== Listing ==

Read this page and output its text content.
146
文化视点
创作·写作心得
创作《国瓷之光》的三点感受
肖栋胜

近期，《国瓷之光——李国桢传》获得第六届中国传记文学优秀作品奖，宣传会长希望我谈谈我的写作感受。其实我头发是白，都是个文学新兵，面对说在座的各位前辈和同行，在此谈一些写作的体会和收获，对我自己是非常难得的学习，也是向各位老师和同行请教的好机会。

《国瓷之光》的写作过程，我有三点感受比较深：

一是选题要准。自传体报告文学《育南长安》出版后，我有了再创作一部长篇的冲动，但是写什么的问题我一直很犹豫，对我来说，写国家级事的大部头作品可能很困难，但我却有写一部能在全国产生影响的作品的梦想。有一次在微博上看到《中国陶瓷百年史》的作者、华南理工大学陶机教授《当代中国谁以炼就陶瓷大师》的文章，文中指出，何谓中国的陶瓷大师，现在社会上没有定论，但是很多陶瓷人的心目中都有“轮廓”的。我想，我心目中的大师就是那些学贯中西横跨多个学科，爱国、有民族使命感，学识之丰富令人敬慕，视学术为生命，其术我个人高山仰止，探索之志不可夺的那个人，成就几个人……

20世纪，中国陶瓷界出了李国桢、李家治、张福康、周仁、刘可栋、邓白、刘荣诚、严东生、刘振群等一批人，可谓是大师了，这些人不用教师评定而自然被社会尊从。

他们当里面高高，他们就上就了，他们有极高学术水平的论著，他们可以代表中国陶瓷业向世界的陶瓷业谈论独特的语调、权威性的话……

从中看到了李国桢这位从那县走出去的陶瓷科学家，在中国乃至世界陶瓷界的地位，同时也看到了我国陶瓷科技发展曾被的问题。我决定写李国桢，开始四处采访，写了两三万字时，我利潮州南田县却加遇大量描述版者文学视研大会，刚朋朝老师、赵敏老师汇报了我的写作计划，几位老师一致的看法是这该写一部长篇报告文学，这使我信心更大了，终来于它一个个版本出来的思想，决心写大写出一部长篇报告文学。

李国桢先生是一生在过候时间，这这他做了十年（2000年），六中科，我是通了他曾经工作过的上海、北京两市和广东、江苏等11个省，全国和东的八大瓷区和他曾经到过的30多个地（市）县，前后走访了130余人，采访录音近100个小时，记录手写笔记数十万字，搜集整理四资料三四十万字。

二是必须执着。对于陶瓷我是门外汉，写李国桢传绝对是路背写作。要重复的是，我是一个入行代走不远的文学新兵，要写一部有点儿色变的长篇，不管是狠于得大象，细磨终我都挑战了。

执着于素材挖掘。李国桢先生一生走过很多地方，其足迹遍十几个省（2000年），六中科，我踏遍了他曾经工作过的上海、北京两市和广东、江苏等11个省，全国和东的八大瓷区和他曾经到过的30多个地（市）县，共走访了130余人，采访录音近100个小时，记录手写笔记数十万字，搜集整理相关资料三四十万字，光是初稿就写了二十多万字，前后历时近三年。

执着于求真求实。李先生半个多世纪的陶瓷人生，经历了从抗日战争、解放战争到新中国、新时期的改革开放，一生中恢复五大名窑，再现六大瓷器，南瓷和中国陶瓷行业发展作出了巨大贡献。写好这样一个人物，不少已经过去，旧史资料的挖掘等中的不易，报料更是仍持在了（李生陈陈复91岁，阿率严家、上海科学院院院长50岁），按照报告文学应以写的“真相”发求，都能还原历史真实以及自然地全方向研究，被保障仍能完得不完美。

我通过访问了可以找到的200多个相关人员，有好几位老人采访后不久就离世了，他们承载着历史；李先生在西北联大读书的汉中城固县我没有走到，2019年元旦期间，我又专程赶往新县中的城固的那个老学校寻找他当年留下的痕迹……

===
== Listing ==

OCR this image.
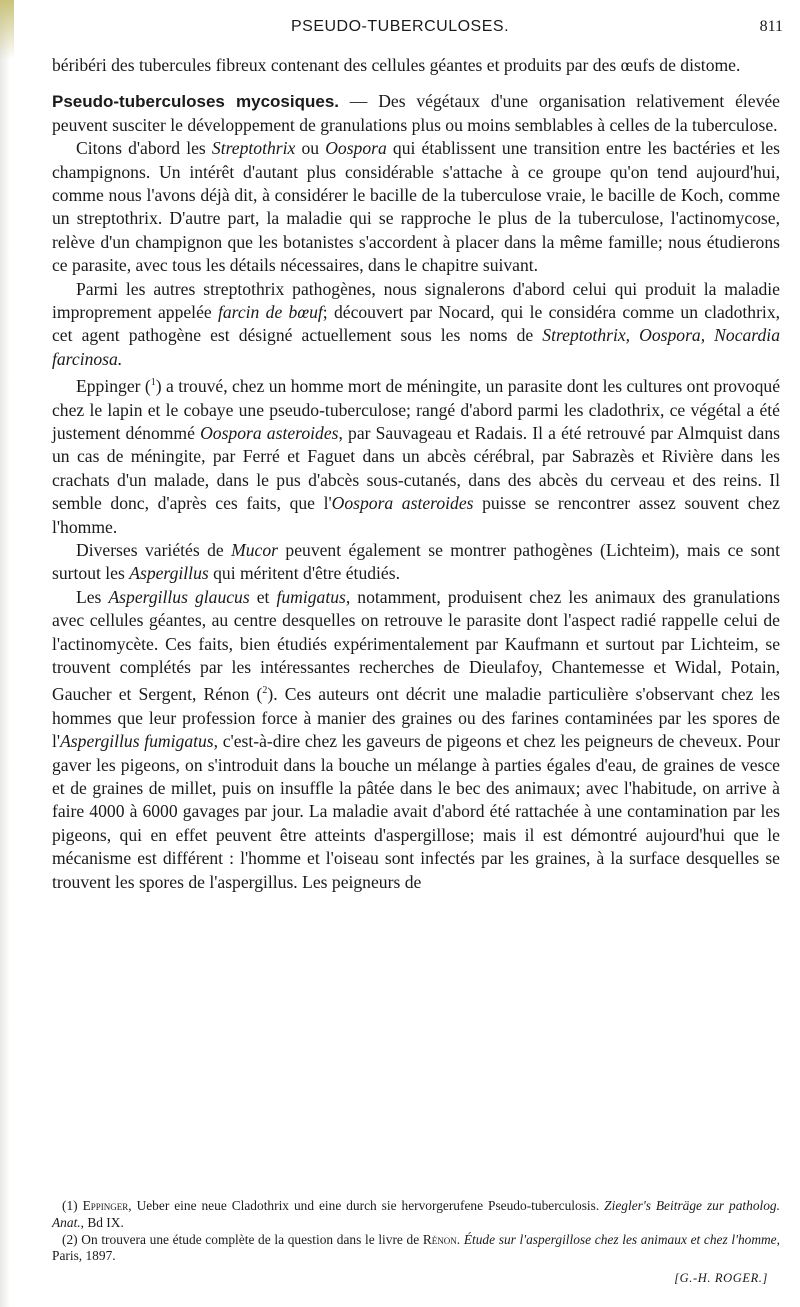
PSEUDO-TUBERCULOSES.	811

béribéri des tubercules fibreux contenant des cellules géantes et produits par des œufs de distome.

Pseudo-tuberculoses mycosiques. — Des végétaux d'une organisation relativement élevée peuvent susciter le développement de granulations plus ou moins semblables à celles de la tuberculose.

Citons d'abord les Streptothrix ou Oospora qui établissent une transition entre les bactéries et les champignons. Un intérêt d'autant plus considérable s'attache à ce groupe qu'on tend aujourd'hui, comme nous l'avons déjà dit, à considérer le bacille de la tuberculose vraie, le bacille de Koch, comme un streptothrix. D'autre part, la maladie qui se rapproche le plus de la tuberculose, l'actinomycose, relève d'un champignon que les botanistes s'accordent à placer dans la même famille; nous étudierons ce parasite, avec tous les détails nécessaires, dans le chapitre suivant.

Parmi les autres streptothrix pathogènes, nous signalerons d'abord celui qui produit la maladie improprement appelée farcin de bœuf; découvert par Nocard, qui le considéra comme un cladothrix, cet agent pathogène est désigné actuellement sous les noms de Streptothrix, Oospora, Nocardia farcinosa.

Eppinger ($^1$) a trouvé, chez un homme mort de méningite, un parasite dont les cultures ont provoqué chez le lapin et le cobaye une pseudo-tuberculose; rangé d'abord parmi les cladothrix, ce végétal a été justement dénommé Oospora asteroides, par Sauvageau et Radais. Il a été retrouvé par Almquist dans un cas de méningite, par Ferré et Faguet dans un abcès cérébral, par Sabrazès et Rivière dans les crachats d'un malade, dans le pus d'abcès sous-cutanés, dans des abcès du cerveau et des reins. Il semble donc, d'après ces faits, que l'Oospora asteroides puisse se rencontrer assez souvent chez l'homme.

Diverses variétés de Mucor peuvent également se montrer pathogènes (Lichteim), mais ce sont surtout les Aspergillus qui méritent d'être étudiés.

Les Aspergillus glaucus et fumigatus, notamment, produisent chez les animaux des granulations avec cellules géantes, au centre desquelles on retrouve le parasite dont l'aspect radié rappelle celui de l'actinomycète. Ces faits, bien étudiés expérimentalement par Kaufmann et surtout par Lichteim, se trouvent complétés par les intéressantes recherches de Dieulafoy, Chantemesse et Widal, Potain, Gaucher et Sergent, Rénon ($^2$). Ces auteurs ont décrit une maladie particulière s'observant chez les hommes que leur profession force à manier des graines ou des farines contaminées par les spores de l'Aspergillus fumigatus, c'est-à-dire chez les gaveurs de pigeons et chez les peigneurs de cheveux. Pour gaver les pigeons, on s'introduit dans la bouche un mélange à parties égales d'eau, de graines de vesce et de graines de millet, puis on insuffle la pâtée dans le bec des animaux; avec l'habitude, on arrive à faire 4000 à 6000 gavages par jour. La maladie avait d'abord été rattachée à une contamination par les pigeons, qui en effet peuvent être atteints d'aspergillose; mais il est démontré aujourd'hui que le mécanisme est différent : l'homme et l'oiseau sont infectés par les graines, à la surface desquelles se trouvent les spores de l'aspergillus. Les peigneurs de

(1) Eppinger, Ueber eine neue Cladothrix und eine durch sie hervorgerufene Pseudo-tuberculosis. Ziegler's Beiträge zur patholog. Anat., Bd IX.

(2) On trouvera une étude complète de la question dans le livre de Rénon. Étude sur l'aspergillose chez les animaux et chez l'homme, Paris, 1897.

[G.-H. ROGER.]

===

Which lines in the data above contain "国瓷之光"? Show each one.

创作《国瓷之光》的三点感受
近期，《国瓷之光——李国桢传》获得第六届中国传记文学优秀作品奖，宣传会长希望我谈谈我的写作感受。其实我头发是白，都是个文学新兵，面对说在座的各位前辈和同行，在此谈一些写作的体会和收获，对我自己是非常难得的学习，也是向各位老师和同行请教的好机会。
《国瓷之光》的写作过程，我有三点感受比较深：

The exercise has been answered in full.